··· INPUT DATA ···

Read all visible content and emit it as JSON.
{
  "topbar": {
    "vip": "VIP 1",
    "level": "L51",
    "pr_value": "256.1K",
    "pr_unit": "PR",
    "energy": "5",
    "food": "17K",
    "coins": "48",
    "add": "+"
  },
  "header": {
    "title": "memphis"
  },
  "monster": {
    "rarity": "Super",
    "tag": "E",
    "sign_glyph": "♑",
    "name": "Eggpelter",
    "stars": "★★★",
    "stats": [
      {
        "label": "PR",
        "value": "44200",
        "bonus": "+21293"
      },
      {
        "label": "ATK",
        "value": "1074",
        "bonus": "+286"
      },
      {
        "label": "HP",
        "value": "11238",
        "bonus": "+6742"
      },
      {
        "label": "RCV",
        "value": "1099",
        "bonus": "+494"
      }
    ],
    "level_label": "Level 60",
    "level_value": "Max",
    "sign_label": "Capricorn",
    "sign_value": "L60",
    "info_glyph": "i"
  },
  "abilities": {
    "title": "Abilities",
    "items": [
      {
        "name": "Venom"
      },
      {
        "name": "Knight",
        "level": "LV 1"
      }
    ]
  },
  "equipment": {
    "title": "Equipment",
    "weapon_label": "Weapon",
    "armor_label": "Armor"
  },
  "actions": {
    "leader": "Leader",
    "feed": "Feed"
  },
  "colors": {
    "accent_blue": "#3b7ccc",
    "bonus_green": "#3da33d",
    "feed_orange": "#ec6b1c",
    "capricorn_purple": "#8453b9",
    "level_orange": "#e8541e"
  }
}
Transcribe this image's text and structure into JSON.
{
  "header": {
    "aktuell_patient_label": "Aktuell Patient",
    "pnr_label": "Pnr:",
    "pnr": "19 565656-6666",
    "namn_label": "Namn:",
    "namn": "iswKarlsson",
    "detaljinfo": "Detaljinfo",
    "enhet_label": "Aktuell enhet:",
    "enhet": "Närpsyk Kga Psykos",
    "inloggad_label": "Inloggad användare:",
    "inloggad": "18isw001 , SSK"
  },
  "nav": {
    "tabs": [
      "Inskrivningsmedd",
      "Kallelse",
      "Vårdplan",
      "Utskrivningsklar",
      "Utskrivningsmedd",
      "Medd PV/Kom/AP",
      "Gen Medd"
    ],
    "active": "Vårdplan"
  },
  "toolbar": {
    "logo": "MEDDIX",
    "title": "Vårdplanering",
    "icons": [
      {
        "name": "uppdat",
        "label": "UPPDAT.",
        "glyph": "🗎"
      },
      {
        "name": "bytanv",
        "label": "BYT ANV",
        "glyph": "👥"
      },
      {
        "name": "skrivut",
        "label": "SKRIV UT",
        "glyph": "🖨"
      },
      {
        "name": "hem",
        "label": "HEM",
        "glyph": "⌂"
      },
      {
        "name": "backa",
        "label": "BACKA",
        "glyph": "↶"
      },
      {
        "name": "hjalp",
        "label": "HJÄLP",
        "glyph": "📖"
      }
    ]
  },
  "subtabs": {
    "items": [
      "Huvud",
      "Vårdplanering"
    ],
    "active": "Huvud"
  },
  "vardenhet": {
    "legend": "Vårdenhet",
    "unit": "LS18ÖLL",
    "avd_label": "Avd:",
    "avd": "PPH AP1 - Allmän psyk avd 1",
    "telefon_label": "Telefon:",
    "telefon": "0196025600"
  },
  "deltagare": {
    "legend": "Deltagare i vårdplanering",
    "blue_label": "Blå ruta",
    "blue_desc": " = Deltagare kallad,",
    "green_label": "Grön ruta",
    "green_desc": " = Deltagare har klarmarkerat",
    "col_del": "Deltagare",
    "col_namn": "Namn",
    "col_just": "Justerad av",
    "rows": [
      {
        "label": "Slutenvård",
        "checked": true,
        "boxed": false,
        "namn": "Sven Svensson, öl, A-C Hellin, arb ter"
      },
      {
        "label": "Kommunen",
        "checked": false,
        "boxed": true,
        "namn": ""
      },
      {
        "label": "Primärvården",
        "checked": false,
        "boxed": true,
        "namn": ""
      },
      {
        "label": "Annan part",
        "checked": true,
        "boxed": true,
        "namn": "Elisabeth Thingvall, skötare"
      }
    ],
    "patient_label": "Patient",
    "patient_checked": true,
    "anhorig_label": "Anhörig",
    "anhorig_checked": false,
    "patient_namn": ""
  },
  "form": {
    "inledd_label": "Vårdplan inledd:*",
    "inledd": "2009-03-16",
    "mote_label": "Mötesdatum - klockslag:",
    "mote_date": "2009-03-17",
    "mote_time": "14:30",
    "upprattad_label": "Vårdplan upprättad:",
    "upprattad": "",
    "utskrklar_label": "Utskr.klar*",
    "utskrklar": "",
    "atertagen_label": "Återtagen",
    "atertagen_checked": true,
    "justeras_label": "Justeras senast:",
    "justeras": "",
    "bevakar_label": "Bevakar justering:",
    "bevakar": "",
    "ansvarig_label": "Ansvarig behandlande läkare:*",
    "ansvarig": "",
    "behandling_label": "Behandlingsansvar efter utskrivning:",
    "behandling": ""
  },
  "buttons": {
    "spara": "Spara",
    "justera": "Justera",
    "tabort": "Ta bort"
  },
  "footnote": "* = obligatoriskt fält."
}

···

Recopy the entries above in their entirety, exactly.

Read all visible content and emit it as JSON.
{
  "topbar": {
    "vip": "VIP 1",
    "level": "L51",
    "pr_value": "256.1K",
    "pr_unit": "PR",
    "energy": "5",
    "food": "17K",
    "coins": "48",
    "add": "+"
  },
  "header": {
    "title": "memphis"
  },
  "monster": {
    "rarity": "Super",
    "tag": "E",
    "sign_glyph": "♑",
    "name": "Eggpelter",
    "stars": "★★★",
    "stats": [
      {
        "label": "PR",
        "value": "44200",
        "bonus": "+21293"
      },
      {
        "label": "ATK",
        "value": "1074",
        "bonus": "+286"
      },
      {
        "label": "HP",
        "value": "11238",
        "bonus": "+6742"
      },
      {
        "label": "RCV",
        "value": "1099",
        "bonus": "+494"
      }
    ],
    "level_label": "Level 60",
    "level_value": "Max",
    "sign_label": "Capricorn",
    "sign_value": "L60",
    "info_glyph": "i"
  },
  "abilities": {
    "title": "Abilities",
    "items": [
      {
        "name": "Venom"
      },
      {
        "name": "Knight",
        "level": "LV 1"
      }
    ]
  },
  "equipment": {
    "title": "Equipment",
    "weapon_label": "Weapon",
    "armor_label": "Armor"
  },
  "actions": {
    "leader": "Leader",
    "feed": "Feed"
  },
  "colors": {
    "accent_blue": "#3b7ccc",
    "bonus_green": "#3da33d",
    "feed_orange": "#ec6b1c",
    "capricorn_purple": "#8453b9",
    "level_orange": "#e8541e"
  }
}
Transcribe this image's text and structure into JSON.
{
  "header": {
    "aktuell_patient_label": "Aktuell Patient",
    "pnr_label": "Pnr:",
    "pnr": "19 565656-6666",
    "namn_label": "Namn:",
    "namn": "iswKarlsson",
    "detaljinfo": "Detaljinfo",
    "enhet_label": "Aktuell enhet:",
    "enhet": "Närpsyk Kga Psykos",
    "inloggad_label": "Inloggad användare:",
    "inloggad": "18isw001 , SSK"
  },
  "nav": {
    "tabs": [
      "Inskrivningsmedd",
      "Kallelse",
      "Vårdplan",
      "Utskrivningsklar",
      "Utskrivningsmedd",
      "Medd PV/Kom/AP",
      "Gen Medd"
    ],
    "active": "Vårdplan"
  },
  "toolbar": {
    "logo": "MEDDIX",
    "title": "Vårdplanering",
    "icons": [
      {
        "name": "uppdat",
        "label": "UPPDAT.",
        "glyph": "🗎"
      },
      {
        "name": "bytanv",
        "label": "BYT ANV",
        "glyph": "👥"
      },
      {
        "name": "skrivut",
        "label": "SKRIV UT",
        "glyph": "🖨"
      },
      {
        "name": "hem",
        "label": "HEM",
        "glyph": "⌂"
      },
      {
        "name": "backa",
        "label": "BACKA",
        "glyph": "↶"
      },
      {
        "name": "hjalp",
        "label": "HJÄLP",
        "glyph": "📖"
      }
    ]
  },
  "subtabs": {
    "items": [
      "Huvud",
      "Vårdplanering"
    ],
    "active": "Huvud"
  },
  "vardenhet": {
    "legend": "Vårdenhet",
    "unit": "LS18ÖLL",
    "avd_label": "Avd:",
    "avd": "PPH AP1 - Allmän psyk avd 1",
    "telefon_label": "Telefon:",
    "telefon": "0196025600"
  },
  "deltagare": {
    "legend": "Deltagare i vårdplanering",
    "blue_label": "Blå ruta",
    "blue_desc": " = Deltagare kallad,",
    "green_label": "Grön ruta",
    "green_desc": " = Deltagare har klarmarkerat",
    "col_del": "Deltagare",
    "col_namn": "Namn",
    "col_just": "Justerad av",
    "rows": [
      {
        "label": "Slutenvård",
        "checked": true,
        "boxed": false,
        "namn": "Sven Svensson, öl, A-C Hellin, arb ter"
      },
      {
        "label": "Kommunen",
        "checked": false,
        "boxed": true,
        "namn": ""
      },
      {
        "label": "Primärvården",
        "checked": false,
        "boxed": true,
        "namn": ""
      },
      {
        "label": "Annan part",
        "checked": true,
        "boxed": true,
        "namn": "Elisabeth Thingvall, skötare"
      }
    ],
    "patient_label": "Patient",
    "patient_checked": true,
    "anhorig_label": "Anhörig",
    "anhorig_checked": false,
    "patient_namn": ""
  },
  "form": {
    "inledd_label": "Vårdplan inledd:*",
    "inledd": "2009-03-16",
    "mote_label": "Mötesdatum - klockslag:",
    "mote_date": "2009-03-17",
    "mote_time": "14:30",
    "upprattad_label": "Vårdplan upprättad:",
    "upprattad": "",
    "utskrklar_label": "Utskr.klar*",
    "utskrklar": "",
    "atertagen_label": "Återtagen",
    "atertagen_checked": true,
    "justeras_label": "Justeras senast:",
    "justeras": "",
    "bevakar_label": "Bevakar justering:",
    "bevakar": "",
    "ansvarig_label": "Ansvarig behandlande läkare:*",
    "ansvarig": "",
    "behandling_label": "Behandlingsansvar efter utskrivning:",
    "behandling": ""
  },
  "buttons": {
    "spara": "Spara",
    "justera": "Justera",
    "tabort": "Ta bort"
  },
  "footnote": "* = obligatoriskt fält."
}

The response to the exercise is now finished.